_What this task involves_. Locate and copy each line in the data that contains the word "positive".

Records from a collection of figures:
══════════════════════════════

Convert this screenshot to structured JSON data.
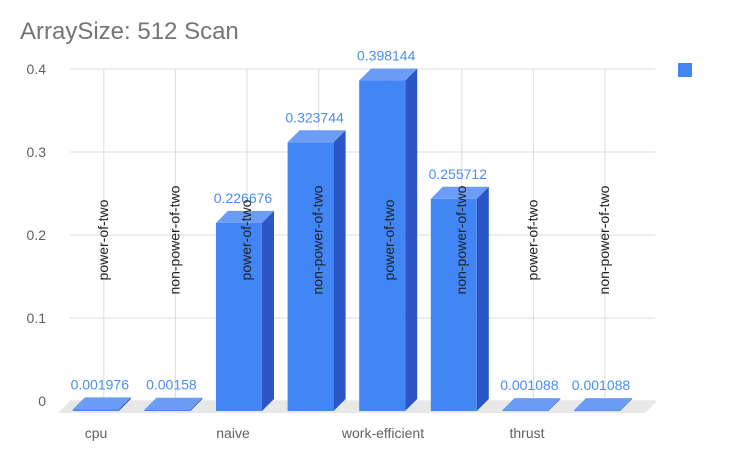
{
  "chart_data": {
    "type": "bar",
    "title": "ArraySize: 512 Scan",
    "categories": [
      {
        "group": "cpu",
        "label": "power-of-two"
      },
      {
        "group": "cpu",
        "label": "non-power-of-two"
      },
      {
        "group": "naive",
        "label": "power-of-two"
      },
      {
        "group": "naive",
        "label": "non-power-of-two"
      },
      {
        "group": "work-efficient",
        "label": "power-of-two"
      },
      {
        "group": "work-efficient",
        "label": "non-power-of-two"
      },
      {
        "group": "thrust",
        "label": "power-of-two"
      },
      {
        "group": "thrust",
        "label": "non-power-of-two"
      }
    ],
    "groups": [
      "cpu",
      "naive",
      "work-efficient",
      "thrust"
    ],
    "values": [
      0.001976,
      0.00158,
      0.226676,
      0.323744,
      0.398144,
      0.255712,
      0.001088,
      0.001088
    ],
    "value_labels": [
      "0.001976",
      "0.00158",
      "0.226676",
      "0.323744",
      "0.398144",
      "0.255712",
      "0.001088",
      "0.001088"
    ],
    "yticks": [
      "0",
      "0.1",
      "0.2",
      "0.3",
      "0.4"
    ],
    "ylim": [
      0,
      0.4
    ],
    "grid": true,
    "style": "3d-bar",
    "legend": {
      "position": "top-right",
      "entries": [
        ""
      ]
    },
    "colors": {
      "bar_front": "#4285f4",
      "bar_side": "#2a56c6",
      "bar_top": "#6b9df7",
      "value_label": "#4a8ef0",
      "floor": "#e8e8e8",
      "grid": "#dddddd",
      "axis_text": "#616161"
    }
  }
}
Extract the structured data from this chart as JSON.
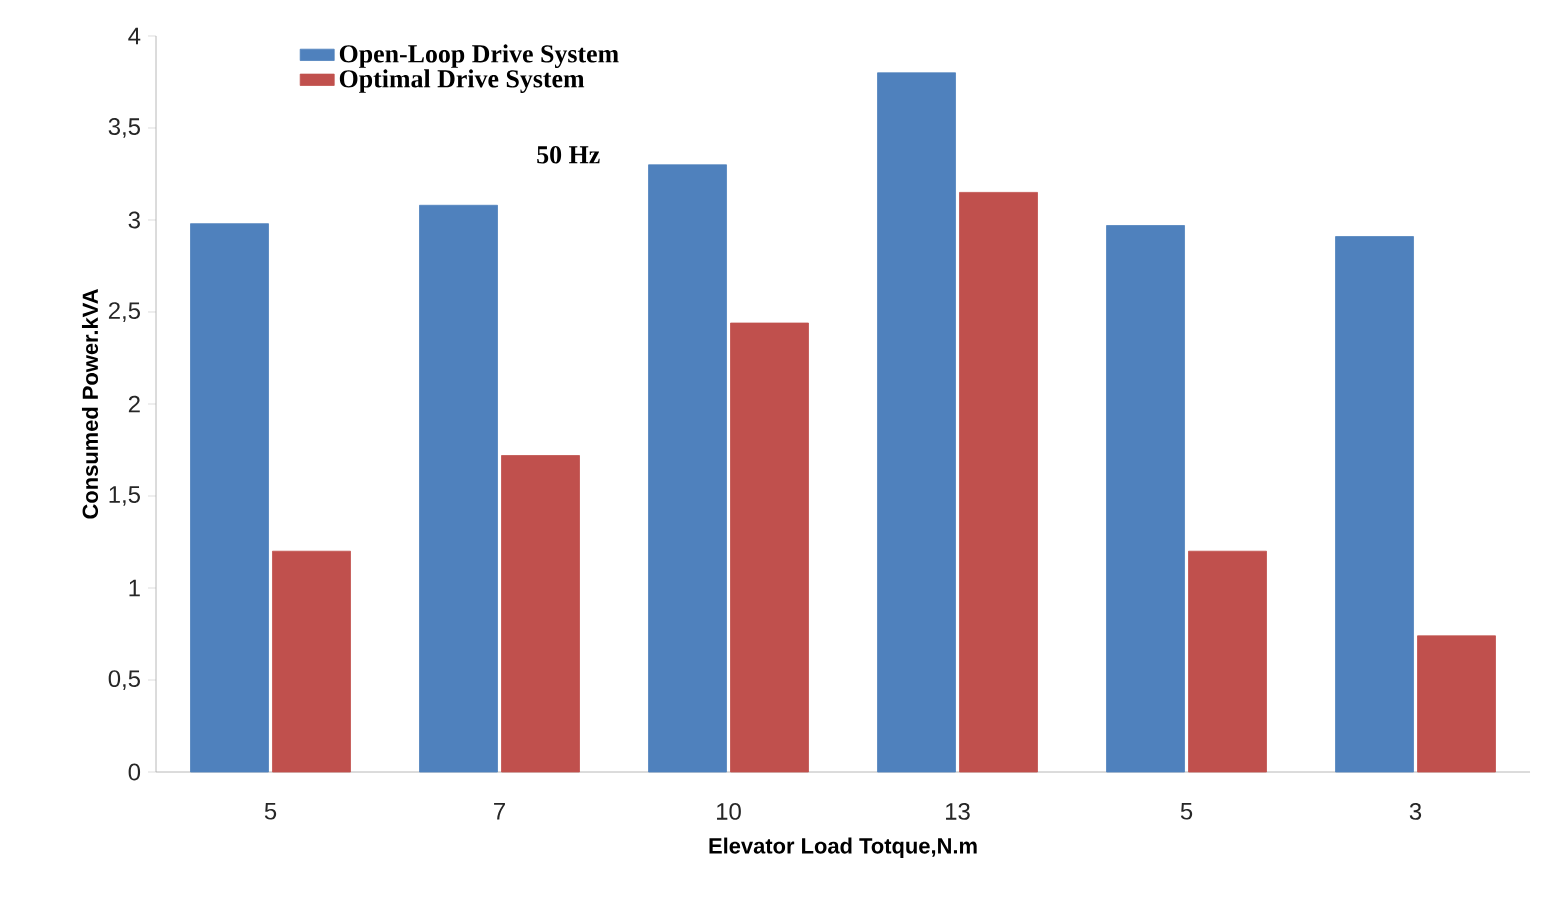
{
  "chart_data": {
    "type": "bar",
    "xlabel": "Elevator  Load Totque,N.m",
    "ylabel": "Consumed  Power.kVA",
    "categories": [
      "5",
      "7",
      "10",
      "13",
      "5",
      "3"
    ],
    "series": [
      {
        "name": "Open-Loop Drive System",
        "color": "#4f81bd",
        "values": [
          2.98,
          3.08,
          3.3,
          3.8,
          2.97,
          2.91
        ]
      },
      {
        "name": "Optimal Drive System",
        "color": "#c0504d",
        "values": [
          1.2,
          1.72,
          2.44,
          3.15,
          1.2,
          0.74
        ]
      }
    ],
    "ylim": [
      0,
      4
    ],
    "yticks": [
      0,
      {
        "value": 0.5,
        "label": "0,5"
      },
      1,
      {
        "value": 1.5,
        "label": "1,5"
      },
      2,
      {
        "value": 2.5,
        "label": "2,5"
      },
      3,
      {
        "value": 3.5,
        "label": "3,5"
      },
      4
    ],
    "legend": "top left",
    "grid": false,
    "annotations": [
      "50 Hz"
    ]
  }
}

══════════════════════════════

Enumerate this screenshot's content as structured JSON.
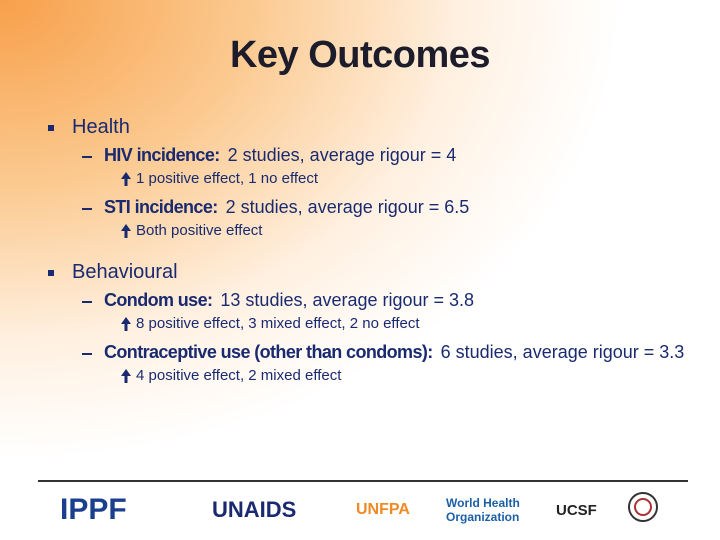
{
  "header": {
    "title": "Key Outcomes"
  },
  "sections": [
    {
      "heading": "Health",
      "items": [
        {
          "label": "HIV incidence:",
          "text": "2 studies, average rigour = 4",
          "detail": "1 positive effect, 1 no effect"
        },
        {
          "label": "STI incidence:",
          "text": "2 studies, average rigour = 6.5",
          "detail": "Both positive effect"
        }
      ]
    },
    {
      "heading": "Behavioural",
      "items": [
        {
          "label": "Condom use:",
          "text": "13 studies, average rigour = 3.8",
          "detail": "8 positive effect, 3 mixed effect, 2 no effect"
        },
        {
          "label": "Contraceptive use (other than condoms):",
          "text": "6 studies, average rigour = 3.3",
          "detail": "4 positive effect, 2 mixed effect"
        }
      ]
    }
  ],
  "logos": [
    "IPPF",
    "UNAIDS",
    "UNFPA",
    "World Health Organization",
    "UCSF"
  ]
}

══════════════════════════════

_Solved exercise_.
          "detail": "1 positive effect, 1 no effect"
          "detail": "Both positive effect"
          "detail": "8 positive effect, 3 mixed effect, 2 no effect"
          "detail": "4 positive effect, 2 mixed effect"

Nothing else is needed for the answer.